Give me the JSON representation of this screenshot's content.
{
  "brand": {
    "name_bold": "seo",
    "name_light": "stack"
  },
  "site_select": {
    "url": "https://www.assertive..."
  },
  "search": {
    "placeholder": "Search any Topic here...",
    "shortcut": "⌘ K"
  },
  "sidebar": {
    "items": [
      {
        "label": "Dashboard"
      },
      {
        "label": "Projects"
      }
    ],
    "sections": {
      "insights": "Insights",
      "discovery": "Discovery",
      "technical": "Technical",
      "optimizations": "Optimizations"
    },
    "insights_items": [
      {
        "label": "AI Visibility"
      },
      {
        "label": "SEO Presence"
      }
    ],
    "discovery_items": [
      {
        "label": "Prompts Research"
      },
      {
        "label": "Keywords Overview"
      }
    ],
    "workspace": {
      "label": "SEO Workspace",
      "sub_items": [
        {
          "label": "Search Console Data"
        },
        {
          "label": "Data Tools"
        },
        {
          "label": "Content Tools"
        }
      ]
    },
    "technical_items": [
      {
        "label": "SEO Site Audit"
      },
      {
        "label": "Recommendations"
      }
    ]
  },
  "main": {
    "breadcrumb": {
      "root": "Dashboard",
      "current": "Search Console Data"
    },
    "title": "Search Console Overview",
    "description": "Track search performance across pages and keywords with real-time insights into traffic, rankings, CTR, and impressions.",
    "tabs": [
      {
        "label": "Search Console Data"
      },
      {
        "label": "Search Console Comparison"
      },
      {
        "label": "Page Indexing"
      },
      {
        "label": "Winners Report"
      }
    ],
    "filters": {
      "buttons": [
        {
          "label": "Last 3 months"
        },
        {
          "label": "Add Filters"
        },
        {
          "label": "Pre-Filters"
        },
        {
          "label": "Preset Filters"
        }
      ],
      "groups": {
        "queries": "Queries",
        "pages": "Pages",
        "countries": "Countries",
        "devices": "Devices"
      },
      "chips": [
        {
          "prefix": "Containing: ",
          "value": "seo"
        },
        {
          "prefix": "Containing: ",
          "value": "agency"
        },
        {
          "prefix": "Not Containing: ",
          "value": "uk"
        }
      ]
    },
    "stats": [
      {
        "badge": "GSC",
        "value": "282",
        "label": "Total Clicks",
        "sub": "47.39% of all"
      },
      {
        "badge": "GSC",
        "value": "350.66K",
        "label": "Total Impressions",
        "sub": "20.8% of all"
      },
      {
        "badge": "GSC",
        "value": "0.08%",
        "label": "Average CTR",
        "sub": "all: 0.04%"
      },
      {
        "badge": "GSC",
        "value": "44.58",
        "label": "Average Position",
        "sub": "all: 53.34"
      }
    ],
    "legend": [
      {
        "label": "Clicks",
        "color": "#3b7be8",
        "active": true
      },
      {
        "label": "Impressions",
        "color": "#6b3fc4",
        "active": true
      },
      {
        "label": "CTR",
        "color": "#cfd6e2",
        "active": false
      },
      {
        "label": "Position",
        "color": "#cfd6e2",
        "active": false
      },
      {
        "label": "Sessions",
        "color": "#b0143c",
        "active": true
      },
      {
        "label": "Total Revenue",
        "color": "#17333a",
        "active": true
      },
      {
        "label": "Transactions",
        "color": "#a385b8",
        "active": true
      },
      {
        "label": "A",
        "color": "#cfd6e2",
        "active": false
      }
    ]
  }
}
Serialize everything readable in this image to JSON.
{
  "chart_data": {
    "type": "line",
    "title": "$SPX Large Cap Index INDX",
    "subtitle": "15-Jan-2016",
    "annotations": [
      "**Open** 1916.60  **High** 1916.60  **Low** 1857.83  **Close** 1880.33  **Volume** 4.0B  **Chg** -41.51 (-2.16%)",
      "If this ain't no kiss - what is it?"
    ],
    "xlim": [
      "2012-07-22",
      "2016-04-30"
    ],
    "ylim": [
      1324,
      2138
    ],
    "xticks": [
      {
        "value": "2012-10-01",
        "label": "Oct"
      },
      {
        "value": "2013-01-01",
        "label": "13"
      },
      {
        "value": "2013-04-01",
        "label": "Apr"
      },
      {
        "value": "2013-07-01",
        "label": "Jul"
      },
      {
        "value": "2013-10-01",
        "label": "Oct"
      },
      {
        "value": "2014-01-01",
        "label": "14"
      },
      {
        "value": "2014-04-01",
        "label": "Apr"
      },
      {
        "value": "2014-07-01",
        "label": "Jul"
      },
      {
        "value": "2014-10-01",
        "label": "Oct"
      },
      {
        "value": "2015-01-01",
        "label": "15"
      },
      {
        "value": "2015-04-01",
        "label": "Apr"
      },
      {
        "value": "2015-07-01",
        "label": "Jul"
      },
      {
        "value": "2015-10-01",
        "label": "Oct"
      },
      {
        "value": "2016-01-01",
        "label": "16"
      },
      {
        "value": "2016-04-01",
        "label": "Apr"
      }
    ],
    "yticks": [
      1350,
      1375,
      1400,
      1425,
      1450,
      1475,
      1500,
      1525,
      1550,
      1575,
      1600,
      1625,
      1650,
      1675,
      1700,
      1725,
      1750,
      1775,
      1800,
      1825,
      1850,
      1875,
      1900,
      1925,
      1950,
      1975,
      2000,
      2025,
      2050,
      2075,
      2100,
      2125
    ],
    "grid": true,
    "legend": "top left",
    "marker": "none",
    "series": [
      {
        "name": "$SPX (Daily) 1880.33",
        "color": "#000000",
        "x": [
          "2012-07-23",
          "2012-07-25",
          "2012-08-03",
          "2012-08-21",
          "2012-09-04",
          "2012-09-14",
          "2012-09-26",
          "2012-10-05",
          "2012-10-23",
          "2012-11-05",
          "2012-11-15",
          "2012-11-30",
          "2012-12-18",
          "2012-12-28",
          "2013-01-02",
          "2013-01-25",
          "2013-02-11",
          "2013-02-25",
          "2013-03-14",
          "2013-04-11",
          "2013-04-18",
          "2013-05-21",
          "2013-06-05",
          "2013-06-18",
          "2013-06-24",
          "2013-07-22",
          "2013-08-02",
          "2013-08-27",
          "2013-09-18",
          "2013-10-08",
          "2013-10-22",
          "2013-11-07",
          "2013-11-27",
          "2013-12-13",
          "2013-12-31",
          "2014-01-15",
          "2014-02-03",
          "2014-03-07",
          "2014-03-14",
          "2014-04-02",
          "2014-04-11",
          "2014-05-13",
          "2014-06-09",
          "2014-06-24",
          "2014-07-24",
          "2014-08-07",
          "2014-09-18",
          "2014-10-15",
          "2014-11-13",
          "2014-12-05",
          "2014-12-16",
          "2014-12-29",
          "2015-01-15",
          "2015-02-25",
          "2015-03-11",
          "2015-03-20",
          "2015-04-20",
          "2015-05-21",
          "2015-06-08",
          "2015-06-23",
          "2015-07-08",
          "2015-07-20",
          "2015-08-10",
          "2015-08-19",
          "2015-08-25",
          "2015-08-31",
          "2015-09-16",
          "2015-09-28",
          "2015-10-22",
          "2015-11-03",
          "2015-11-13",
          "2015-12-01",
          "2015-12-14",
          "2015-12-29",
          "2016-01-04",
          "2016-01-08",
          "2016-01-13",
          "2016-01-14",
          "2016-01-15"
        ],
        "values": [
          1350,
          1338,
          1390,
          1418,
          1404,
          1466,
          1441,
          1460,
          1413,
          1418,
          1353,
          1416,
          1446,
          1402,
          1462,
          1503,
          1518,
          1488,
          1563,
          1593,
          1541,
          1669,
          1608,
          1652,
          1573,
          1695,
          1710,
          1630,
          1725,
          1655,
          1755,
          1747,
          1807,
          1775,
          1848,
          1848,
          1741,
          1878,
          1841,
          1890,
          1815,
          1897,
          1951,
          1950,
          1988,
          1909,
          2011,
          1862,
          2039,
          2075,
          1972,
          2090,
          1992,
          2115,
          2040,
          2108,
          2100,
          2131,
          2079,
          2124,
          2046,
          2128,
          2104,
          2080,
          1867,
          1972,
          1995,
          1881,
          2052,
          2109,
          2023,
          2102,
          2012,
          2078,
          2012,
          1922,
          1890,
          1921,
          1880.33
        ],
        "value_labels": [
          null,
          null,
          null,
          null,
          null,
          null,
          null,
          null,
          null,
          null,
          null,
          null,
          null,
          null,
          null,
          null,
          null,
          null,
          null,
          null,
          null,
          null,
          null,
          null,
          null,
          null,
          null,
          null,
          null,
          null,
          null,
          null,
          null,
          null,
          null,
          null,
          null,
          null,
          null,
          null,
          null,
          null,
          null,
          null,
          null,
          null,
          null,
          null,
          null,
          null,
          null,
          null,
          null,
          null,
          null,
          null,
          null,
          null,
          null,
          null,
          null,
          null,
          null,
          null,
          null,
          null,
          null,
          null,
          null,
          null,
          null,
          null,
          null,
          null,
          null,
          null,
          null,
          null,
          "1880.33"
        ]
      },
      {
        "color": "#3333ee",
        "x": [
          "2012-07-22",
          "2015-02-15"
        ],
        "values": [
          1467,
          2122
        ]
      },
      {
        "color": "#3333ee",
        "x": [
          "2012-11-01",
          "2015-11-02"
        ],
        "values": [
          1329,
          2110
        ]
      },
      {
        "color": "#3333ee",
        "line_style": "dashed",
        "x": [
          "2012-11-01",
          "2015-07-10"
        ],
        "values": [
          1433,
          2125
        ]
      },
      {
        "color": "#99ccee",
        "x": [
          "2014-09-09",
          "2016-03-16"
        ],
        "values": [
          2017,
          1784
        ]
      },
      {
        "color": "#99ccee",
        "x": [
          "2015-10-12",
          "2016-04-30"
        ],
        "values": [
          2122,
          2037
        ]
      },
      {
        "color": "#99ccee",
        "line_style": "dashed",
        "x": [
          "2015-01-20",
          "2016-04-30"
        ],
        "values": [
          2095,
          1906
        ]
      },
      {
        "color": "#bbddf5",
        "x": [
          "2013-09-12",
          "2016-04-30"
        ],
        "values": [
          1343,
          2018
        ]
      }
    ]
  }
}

***

▶ WHAT YOU HAVE TO DO: Gather each line of the listing that holds the string "Tools".

▶ SOLUTION TO THIS EXERCISE:
          "label": "Data Tools"
          "label": "Content Tools"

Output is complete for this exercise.